### Stated goal
From the records below, copy out unchanged the lines starting with the line containing "Localize all elements." and ending with the line containing "293, 281, 306]", both included.

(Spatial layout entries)
+ + + +
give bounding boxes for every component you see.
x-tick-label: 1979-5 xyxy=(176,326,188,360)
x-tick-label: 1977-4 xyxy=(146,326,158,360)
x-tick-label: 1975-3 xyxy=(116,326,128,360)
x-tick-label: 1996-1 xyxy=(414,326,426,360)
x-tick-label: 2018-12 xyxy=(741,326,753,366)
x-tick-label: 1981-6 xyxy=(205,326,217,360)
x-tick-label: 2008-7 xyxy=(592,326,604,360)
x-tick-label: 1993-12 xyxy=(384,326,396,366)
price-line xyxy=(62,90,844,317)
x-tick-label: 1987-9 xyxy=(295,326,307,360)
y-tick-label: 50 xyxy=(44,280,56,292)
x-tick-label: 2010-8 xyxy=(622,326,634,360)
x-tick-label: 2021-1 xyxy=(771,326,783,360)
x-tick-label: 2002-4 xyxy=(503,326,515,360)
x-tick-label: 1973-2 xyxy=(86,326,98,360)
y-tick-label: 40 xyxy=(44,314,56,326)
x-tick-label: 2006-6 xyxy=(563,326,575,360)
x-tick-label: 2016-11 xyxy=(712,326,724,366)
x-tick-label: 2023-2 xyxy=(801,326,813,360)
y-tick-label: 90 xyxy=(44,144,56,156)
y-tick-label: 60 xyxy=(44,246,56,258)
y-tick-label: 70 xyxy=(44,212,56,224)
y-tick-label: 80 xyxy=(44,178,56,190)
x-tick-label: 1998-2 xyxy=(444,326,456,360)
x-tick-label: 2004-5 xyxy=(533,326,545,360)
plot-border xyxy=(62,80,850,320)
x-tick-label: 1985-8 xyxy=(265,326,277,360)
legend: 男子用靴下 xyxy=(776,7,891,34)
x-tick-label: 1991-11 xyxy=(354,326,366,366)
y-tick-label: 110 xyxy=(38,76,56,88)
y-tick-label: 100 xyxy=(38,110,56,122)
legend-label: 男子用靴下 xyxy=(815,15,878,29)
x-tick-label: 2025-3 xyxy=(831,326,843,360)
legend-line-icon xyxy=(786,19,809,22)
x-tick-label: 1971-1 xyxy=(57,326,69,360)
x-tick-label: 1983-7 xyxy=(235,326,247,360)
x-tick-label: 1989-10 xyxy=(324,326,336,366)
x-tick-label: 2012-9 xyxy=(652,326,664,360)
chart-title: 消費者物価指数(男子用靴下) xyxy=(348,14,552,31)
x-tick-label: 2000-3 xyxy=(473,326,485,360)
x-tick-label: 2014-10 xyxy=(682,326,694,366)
+ + + +
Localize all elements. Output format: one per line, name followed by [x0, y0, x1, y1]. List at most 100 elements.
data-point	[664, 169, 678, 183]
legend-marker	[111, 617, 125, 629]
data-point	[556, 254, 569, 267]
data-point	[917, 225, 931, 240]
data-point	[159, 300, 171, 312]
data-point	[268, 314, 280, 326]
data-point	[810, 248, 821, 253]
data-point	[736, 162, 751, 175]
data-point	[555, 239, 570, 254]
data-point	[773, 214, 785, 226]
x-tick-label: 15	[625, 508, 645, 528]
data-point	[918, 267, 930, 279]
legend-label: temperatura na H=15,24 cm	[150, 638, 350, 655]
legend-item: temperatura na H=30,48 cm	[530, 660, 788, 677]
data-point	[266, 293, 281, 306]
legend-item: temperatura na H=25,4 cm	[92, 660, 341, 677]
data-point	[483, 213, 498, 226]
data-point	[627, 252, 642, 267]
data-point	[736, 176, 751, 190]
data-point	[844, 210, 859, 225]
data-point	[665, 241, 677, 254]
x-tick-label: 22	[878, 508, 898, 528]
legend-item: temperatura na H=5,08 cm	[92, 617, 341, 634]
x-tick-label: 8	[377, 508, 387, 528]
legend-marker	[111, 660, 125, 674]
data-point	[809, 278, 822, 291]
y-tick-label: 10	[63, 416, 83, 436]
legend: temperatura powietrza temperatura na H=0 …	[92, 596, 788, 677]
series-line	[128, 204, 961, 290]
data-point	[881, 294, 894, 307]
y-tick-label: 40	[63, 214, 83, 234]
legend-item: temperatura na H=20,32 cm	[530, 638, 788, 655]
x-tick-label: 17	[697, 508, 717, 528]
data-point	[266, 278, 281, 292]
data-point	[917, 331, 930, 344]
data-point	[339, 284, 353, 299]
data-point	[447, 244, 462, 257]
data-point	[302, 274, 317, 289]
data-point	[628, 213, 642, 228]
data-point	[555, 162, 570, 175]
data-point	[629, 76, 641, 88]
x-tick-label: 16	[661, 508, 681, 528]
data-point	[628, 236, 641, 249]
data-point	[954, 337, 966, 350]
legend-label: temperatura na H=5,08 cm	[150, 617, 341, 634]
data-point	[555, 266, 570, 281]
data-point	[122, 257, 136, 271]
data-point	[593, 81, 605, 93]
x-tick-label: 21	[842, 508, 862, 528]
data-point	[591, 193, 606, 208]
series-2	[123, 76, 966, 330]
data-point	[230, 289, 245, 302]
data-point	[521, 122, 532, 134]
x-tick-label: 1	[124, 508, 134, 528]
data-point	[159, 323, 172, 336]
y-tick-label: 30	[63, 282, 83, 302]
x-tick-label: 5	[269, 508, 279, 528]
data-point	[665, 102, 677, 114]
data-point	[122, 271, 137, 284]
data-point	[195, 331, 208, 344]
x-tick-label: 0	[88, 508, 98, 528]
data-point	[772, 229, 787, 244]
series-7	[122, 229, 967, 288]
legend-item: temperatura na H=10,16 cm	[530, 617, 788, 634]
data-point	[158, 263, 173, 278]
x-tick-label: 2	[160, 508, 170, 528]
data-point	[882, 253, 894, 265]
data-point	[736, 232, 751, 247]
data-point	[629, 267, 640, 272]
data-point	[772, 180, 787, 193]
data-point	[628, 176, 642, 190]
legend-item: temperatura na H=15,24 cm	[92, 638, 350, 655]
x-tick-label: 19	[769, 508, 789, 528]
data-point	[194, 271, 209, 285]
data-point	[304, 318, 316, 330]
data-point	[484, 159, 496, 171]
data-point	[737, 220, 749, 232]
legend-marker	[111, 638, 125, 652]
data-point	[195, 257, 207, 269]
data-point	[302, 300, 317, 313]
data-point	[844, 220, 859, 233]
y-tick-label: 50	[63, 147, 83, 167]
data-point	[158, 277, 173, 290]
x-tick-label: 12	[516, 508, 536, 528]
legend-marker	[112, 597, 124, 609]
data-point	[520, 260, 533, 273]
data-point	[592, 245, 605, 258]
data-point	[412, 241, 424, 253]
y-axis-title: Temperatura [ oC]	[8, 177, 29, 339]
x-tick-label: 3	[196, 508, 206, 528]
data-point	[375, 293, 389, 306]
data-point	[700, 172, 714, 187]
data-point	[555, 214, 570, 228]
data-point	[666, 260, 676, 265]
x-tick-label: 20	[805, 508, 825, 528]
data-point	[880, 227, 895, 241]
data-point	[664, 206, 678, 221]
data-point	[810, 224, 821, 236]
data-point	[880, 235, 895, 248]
+ + + +
### Written answer
Localize all elements. Output format: one per line, name followed by [x0, y0, x1, y1]. List at most 100 elements.
data-point	[664, 169, 678, 183]
legend-marker	[111, 617, 125, 629]
data-point	[556, 254, 569, 267]
data-point	[917, 225, 931, 240]
data-point	[159, 300, 171, 312]
data-point	[268, 314, 280, 326]
data-point	[810, 248, 821, 253]
data-point	[736, 162, 751, 175]
data-point	[555, 239, 570, 254]
data-point	[773, 214, 785, 226]
x-tick-label: 15	[625, 508, 645, 528]
data-point	[918, 267, 930, 279]
legend-label: temperatura na H=15,24 cm	[150, 638, 350, 655]
legend-item: temperatura na H=30,48 cm	[530, 660, 788, 677]
data-point	[266, 293, 281, 306]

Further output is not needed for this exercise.